■ EXERCISE
Take the line containing "Type out the text in this image." and every line after it to the end of the records, and copy them exactly, leaving out pictures.

■ Collected data entries
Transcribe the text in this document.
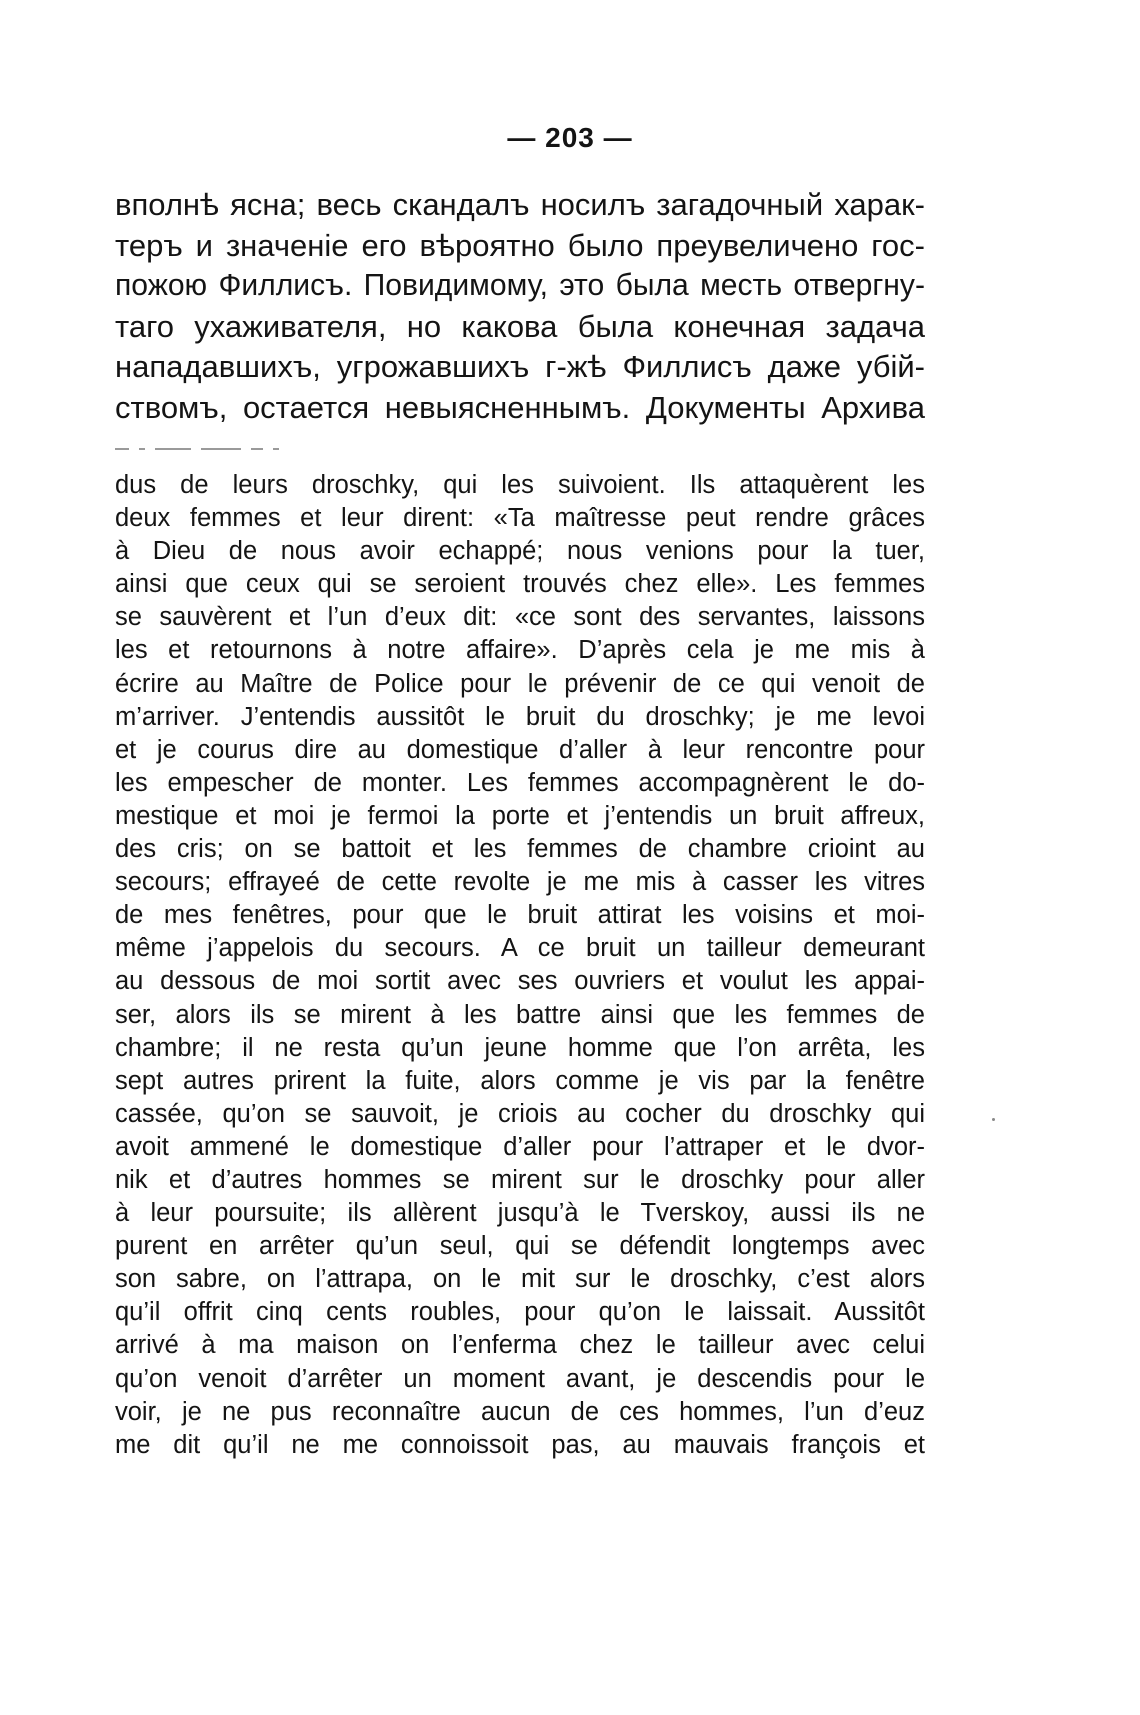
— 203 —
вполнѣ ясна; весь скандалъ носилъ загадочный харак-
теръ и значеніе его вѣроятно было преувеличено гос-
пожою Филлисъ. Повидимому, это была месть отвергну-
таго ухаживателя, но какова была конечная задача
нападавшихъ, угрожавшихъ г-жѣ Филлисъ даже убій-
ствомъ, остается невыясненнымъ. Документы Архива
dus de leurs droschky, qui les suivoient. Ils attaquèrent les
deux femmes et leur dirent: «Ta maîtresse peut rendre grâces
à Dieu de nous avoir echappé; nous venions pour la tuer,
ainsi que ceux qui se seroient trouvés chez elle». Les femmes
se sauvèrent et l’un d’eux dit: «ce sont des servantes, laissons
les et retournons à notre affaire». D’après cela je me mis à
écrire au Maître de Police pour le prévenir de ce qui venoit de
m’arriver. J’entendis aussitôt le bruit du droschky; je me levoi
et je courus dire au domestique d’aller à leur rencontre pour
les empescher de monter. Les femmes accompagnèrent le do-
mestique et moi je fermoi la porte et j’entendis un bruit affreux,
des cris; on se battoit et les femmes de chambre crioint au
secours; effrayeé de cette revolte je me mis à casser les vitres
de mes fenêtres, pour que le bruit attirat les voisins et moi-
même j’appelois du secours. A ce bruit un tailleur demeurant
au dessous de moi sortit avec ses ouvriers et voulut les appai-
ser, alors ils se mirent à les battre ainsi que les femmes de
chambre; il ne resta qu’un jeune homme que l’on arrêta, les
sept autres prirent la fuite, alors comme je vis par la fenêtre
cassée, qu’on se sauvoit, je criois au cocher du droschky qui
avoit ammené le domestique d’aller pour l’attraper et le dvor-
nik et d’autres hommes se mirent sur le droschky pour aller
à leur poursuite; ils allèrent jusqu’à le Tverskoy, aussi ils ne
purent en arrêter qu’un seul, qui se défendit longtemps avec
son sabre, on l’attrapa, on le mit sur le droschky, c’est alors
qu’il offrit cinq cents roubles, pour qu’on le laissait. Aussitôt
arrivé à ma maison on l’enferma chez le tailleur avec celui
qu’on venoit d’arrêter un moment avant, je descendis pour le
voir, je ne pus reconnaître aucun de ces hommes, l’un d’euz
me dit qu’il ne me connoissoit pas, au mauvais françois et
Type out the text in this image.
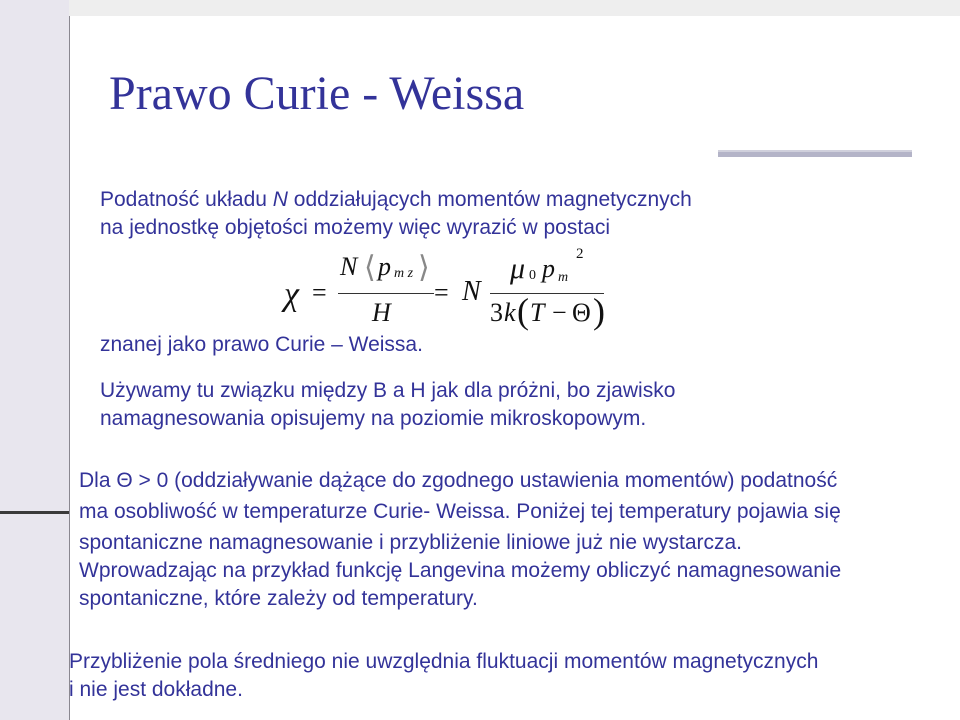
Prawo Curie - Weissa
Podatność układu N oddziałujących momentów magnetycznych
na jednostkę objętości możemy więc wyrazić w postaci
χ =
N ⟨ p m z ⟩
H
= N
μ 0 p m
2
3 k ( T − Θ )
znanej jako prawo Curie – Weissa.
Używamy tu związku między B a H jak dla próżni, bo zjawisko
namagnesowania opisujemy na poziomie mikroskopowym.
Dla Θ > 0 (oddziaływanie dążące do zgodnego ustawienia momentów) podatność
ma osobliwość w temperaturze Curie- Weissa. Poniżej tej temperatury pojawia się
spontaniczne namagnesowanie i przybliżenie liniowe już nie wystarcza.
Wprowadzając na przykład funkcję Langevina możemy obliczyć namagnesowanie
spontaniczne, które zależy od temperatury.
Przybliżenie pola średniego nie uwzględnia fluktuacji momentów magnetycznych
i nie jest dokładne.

■ OUTPUT OF THE TASK
Type out the text in this image.
Prawo Curie - Weissa
Podatność układu N oddziałujących momentów magnetycznych
na jednostkę objętości możemy więc wyrazić w postaci
χ =
N ⟨ p m z ⟩
H
= N
μ 0 p m
2
3 k ( T − Θ )
znanej jako prawo Curie – Weissa.
Używamy tu związku między B a H jak dla próżni, bo zjawisko
namagnesowania opisujemy na poziomie mikroskopowym.
Dla Θ > 0 (oddziaływanie dążące do zgodnego ustawienia momentów) podatność
ma osobliwość w temperaturze Curie- Weissa. Poniżej tej temperatury pojawia się
spontaniczne namagnesowanie i przybliżenie liniowe już nie wystarcza.
Wprowadzając na przykład funkcję Langevina możemy obliczyć namagnesowanie
spontaniczne, które zależy od temperatury.
Przybliżenie pola średniego nie uwzględnia fluktuacji momentów magnetycznych
i nie jest dokładne.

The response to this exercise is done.